### [EXERCISE DESCRIPTION]
Can all of these lines be returned exactly?
◆ ◆ ◆ ◆
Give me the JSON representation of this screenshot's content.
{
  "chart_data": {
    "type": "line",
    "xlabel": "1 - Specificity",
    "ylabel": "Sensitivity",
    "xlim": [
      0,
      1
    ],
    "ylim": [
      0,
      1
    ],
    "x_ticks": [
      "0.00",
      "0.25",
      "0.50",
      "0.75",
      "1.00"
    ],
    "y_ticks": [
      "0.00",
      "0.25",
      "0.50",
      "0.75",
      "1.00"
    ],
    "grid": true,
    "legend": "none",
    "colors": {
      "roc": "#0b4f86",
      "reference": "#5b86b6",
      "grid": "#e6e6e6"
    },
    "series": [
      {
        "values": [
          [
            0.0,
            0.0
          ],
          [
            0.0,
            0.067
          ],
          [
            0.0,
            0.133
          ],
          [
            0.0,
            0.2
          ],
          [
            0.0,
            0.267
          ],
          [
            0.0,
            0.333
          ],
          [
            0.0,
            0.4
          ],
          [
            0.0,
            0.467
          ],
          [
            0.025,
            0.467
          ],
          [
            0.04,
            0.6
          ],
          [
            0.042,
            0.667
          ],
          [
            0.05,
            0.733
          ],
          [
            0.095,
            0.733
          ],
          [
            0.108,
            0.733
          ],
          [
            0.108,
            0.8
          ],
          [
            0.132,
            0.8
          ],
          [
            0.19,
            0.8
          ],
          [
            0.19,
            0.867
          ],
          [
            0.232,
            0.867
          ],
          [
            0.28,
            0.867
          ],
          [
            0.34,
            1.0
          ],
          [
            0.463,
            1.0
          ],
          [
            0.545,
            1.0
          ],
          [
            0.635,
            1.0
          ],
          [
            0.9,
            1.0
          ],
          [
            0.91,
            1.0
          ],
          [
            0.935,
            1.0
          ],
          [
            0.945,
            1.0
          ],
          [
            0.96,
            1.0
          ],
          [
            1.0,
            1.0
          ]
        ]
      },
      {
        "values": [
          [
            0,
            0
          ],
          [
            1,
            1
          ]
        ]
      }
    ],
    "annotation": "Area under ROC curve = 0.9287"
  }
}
◆ ◆ ◆ ◆
### [CORRECT ANSWER]
Give me the JSON representation of this screenshot's content.
{
  "chart_data": {
    "type": "line",
    "xlabel": "1 - Specificity",
    "ylabel": "Sensitivity",
    "xlim": [
      0,
      1
    ],
    "ylim": [
      0,
      1
    ],
    "x_ticks": [
      "0.00",
      "0.25",
      "0.50",
      "0.75",
      "1.00"
    ],
    "y_ticks": [
      "0.00",
      "0.25",
      "0.50",
      "0.75",
      "1.00"
    ],
    "grid": true,
    "legend": "none",
    "colors": {
      "roc": "#0b4f86",
      "reference": "#5b86b6",
      "grid": "#e6e6e6"
    },
    "series": [
      {
        "values": [
          [
            0.0,
            0.0
          ],
          [
            0.0,
            0.067
          ],
          [
            0.0,
            0.133
          ],
          [
            0.0,
            0.2
          ],
          [
            0.0,
            0.267
          ],
          [
            0.0,
            0.333
          ],
          [
            0.0,
            0.4
          ],
          [
            0.0,
            0.467
          ],
          [
            0.025,
            0.467
          ],
          [
            0.04,
            0.6
          ],
          [
            0.042,
            0.667
          ],
          [
            0.05,
            0.733
          ],
          [
            0.095,
            0.733
          ],
          [
            0.108,
            0.733
          ],
          [
            0.108,
            0.8
          ],
          [
            0.132,
            0.8
          ],
          [
            0.19,
            0.8
          ],
          [
            0.19,
            0.867
          ],
          [
            0.232,
            0.867
          ],
          [
            0.28,
            0.867
          ],
          [
            0.34,
            1.0
          ],
          [
            0.463,
            1.0
          ],
          [
            0.545,
            1.0
          ],
          [
            0.635,
            1.0
          ],
          [
            0.9,
            1.0
          ],
          [
            0.91,
            1.0
          ],
          [
            0.935,
            1.0
          ],
          [
            0.945,
            1.0
          ],
          [
            0.96,
            1.0
          ],
          [
            1.0,
            1.0
          ]
        ]
      },
      {
        "values": [
          [
            0,
            0
          ],
          [
            1,
            1
          ]
        ]
      }
    ],
    "annotation": "Area under ROC curve = 0.9287"
  }
}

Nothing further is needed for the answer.